# [Entries from a dataset]
::::::
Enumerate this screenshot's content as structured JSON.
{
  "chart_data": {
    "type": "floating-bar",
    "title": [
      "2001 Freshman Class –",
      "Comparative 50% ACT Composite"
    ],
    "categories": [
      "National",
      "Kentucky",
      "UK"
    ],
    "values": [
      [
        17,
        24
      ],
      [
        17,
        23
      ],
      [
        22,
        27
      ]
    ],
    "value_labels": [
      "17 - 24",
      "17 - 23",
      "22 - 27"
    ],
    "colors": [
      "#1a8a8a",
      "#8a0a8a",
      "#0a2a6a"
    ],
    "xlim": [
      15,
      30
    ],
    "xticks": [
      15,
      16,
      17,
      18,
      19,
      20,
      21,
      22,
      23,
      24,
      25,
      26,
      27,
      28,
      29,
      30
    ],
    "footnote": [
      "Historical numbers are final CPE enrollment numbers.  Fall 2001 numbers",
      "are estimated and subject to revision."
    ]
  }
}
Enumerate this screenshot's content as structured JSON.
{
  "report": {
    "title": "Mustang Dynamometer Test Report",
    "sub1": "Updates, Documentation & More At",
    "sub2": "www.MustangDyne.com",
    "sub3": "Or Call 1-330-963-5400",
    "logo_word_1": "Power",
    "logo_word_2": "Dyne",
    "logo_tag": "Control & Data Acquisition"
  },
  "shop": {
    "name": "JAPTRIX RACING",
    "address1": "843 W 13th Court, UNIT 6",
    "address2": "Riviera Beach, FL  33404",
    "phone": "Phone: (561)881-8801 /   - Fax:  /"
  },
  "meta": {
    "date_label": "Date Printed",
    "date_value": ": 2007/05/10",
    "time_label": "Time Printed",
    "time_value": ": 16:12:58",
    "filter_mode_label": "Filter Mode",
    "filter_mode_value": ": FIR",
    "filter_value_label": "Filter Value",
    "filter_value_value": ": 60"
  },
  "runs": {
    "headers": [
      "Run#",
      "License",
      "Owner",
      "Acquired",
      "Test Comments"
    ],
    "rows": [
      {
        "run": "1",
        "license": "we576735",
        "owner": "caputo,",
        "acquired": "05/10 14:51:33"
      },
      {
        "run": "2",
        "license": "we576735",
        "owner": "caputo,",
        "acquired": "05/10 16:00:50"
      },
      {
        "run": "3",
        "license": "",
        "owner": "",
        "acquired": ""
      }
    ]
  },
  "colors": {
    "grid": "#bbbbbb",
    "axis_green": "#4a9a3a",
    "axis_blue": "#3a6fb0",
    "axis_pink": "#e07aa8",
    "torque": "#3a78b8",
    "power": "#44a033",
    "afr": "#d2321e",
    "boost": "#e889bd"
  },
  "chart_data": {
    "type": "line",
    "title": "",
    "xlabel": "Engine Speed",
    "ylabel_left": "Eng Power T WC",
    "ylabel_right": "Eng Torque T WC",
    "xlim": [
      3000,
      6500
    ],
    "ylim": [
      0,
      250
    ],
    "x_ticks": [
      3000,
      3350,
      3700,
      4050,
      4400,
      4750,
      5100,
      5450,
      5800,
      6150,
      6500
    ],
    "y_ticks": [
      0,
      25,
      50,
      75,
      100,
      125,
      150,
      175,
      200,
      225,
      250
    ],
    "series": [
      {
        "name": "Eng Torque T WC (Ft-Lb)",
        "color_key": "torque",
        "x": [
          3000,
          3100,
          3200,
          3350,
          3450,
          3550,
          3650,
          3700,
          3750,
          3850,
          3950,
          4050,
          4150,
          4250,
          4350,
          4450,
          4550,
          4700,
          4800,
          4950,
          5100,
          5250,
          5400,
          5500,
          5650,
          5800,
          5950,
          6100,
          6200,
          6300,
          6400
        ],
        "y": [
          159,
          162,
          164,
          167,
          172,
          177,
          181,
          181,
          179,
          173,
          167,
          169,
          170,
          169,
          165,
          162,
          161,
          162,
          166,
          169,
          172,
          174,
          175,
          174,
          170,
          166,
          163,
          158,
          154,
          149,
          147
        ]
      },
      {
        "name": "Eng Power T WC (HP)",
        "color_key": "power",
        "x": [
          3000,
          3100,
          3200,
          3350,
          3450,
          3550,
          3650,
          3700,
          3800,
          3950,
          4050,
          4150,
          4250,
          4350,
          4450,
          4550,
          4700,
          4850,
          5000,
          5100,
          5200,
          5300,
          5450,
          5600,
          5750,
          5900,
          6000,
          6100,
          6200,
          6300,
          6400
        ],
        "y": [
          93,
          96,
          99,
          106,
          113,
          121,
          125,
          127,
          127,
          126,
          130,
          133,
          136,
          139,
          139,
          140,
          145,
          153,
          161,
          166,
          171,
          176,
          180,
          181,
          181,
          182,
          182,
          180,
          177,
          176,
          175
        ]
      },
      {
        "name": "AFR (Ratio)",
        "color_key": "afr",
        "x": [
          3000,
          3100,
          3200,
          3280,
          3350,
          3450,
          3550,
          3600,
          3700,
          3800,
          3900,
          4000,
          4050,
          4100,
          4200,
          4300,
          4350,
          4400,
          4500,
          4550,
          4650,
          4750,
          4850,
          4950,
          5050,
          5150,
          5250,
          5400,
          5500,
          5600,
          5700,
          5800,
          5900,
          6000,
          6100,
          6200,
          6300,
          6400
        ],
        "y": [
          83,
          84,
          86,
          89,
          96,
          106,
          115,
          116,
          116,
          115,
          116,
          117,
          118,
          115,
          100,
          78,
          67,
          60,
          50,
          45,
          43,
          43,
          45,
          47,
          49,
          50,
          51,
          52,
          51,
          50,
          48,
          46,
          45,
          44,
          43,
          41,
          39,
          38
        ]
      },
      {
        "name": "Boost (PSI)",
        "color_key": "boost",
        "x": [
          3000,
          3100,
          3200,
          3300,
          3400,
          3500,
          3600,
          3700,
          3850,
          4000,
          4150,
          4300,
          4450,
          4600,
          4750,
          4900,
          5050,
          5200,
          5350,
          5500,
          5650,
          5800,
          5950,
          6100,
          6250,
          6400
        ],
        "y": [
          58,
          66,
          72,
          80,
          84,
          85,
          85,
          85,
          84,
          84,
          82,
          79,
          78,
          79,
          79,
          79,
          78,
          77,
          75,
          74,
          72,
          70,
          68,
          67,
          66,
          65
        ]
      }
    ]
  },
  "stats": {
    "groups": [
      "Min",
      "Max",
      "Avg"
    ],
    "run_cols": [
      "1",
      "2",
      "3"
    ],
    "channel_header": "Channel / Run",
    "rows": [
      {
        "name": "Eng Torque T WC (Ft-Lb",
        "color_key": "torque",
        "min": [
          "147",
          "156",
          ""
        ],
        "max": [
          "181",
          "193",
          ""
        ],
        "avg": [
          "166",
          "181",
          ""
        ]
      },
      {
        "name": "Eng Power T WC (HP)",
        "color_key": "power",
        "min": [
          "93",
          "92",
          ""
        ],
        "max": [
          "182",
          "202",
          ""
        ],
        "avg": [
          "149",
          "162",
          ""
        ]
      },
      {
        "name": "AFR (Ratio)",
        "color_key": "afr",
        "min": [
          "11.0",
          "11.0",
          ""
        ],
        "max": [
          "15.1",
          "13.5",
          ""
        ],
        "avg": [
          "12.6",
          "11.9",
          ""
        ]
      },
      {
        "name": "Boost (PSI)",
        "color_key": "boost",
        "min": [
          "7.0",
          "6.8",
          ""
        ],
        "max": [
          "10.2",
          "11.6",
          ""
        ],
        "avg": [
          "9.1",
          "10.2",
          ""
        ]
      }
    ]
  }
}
::::::
Write out every entry word for word.

Enumerate this screenshot's content as structured JSON.
{
  "chart_data": {
    "type": "floating-bar",
    "title": [
      "2001 Freshman Class –",
      "Comparative 50% ACT Composite"
    ],
    "categories": [
      "National",
      "Kentucky",
      "UK"
    ],
    "values": [
      [
        17,
        24
      ],
      [
        17,
        23
      ],
      [
        22,
        27
      ]
    ],
    "value_labels": [
      "17 - 24",
      "17 - 23",
      "22 - 27"
    ],
    "colors": [
      "#1a8a8a",
      "#8a0a8a",
      "#0a2a6a"
    ],
    "xlim": [
      15,
      30
    ],
    "xticks": [
      15,
      16,
      17,
      18,
      19,
      20,
      21,
      22,
      23,
      24,
      25,
      26,
      27,
      28,
      29,
      30
    ],
    "footnote": [
      "Historical numbers are final CPE enrollment numbers.  Fall 2001 numbers",
      "are estimated and subject to revision."
    ]
  }
}
Enumerate this screenshot's content as structured JSON.
{
  "report": {
    "title": "Mustang Dynamometer Test Report",
    "sub1": "Updates, Documentation & More At",
    "sub2": "www.MustangDyne.com",
    "sub3": "Or Call 1-330-963-5400",
    "logo_word_1": "Power",
    "logo_word_2": "Dyne",
    "logo_tag": "Control & Data Acquisition"
  },
  "shop": {
    "name": "JAPTRIX RACING",
    "address1": "843 W 13th Court, UNIT 6",
    "address2": "Riviera Beach, FL  33404",
    "phone": "Phone: (561)881-8801 /   - Fax:  /"
  },
  "meta": {
    "date_label": "Date Printed",
    "date_value": ": 2007/05/10",
    "time_label": "Time Printed",
    "time_value": ": 16:12:58",
    "filter_mode_label": "Filter Mode",
    "filter_mode_value": ": FIR",
    "filter_value_label": "Filter Value",
    "filter_value_value": ": 60"
  },
  "runs": {
    "headers": [
      "Run#",
      "License",
      "Owner",
      "Acquired",
      "Test Comments"
    ],
    "rows": [
      {
        "run": "1",
        "license": "we576735",
        "owner": "caputo,",
        "acquired": "05/10 14:51:33"
      },
      {
        "run": "2",
        "license": "we576735",
        "owner": "caputo,",
        "acquired": "05/10 16:00:50"
      },
      {
        "run": "3",
        "license": "",
        "owner": "",
        "acquired": ""
      }
    ]
  },
  "colors": {
    "grid": "#bbbbbb",
    "axis_green": "#4a9a3a",
    "axis_blue": "#3a6fb0",
    "axis_pink": "#e07aa8",
    "torque": "#3a78b8",
    "power": "#44a033",
    "afr": "#d2321e",
    "boost": "#e889bd"
  },
  "chart_data": {
    "type": "line",
    "title": "",
    "xlabel": "Engine Speed",
    "ylabel_left": "Eng Power T WC",
    "ylabel_right": "Eng Torque T WC",
    "xlim": [
      3000,
      6500
    ],
    "ylim": [
      0,
      250
    ],
    "x_ticks": [
      3000,
      3350,
      3700,
      4050,
      4400,
      4750,
      5100,
      5450,
      5800,
      6150,
      6500
    ],
    "y_ticks": [
      0,
      25,
      50,
      75,
      100,
      125,
      150,
      175,
      200,
      225,
      250
    ],
    "series": [
      {
        "name": "Eng Torque T WC (Ft-Lb)",
        "color_key": "torque",
        "x": [
          3000,
          3100,
          3200,
          3350,
          3450,
          3550,
          3650,
          3700,
          3750,
          3850,
          3950,
          4050,
          4150,
          4250,
          4350,
          4450,
          4550,
          4700,
          4800,
          4950,
          5100,
          5250,
          5400,
          5500,
          5650,
          5800,
          5950,
          6100,
          6200,
          6300,
          6400
        ],
        "y": [
          159,
          162,
          164,
          167,
          172,
          177,
          181,
          181,
          179,
          173,
          167,
          169,
          170,
          169,
          165,
          162,
          161,
          162,
          166,
          169,
          172,
          174,
          175,
          174,
          170,
          166,
          163,
          158,
          154,
          149,
          147
        ]
      },
      {
        "name": "Eng Power T WC (HP)",
        "color_key": "power",
        "x": [
          3000,
          3100,
          3200,
          3350,
          3450,
          3550,
          3650,
          3700,
          3800,
          3950,
          4050,
          4150,
          4250,
          4350,
          4450,
          4550,
          4700,
          4850,
          5000,
          5100,
          5200,
          5300,
          5450,
          5600,
          5750,
          5900,
          6000,
          6100,
          6200,
          6300,
          6400
        ],
        "y": [
          93,
          96,
          99,
          106,
          113,
          121,
          125,
          127,
          127,
          126,
          130,
          133,
          136,
          139,
          139,
          140,
          145,
          153,
          161,
          166,
          171,
          176,
          180,
          181,
          181,
          182,
          182,
          180,
          177,
          176,
          175
        ]
      },
      {
        "name": "AFR (Ratio)",
        "color_key": "afr",
        "x": [
          3000,
          3100,
          3200,
          3280,
          3350,
          3450,
          3550,
          3600,
          3700,
          3800,
          3900,
          4000,
          4050,
          4100,
          4200,
          4300,
          4350,
          4400,
          4500,
          4550,
          4650,
          4750,
          4850,
          4950,
          5050,
          5150,
          5250,
          5400,
          5500,
          5600,
          5700,
          5800,
          5900,
          6000,
          6100,
          6200,
          6300,
          6400
        ],
        "y": [
          83,
          84,
          86,
          89,
          96,
          106,
          115,
          116,
          116,
          115,
          116,
          117,
          118,
          115,
          100,
          78,
          67,
          60,
          50,
          45,
          43,
          43,
          45,
          47,
          49,
          50,
          51,
          52,
          51,
          50,
          48,
          46,
          45,
          44,
          43,
          41,
          39,
          38
        ]
      },
      {
        "name": "Boost (PSI)",
        "color_key": "boost",
        "x": [
          3000,
          3100,
          3200,
          3300,
          3400,
          3500,
          3600,
          3700,
          3850,
          4000,
          4150,
          4300,
          4450,
          4600,
          4750,
          4900,
          5050,
          5200,
          5350,
          5500,
          5650,
          5800,
          5950,
          6100,
          6250,
          6400
        ],
        "y": [
          58,
          66,
          72,
          80,
          84,
          85,
          85,
          85,
          84,
          84,
          82,
          79,
          78,
          79,
          79,
          79,
          78,
          77,
          75,
          74,
          72,
          70,
          68,
          67,
          66,
          65
        ]
      }
    ]
  },
  "stats": {
    "groups": [
      "Min",
      "Max",
      "Avg"
    ],
    "run_cols": [
      "1",
      "2",
      "3"
    ],
    "channel_header": "Channel / Run",
    "rows": [
      {
        "name": "Eng Torque T WC (Ft-Lb",
        "color_key": "torque",
        "min": [
          "147",
          "156",
          ""
        ],
        "max": [
          "181",
          "193",
          ""
        ],
        "avg": [
          "166",
          "181",
          ""
        ]
      },
      {
        "name": "Eng Power T WC (HP)",
        "color_key": "power",
        "min": [
          "93",
          "92",
          ""
        ],
        "max": [
          "182",
          "202",
          ""
        ],
        "avg": [
          "149",
          "162",
          ""
        ]
      },
      {
        "name": "AFR (Ratio)",
        "color_key": "afr",
        "min": [
          "11.0",
          "11.0",
          ""
        ],
        "max": [
          "15.1",
          "13.5",
          ""
        ],
        "avg": [
          "12.6",
          "11.9",
          ""
        ]
      },
      {
        "name": "Boost (PSI)",
        "color_key": "boost",
        "min": [
          "7.0",
          "6.8",
          ""
        ],
        "max": [
          "10.2",
          "11.6",
          ""
        ],
        "avg": [
          "9.1",
          "10.2",
          ""
        ]
      }
    ]
  }
}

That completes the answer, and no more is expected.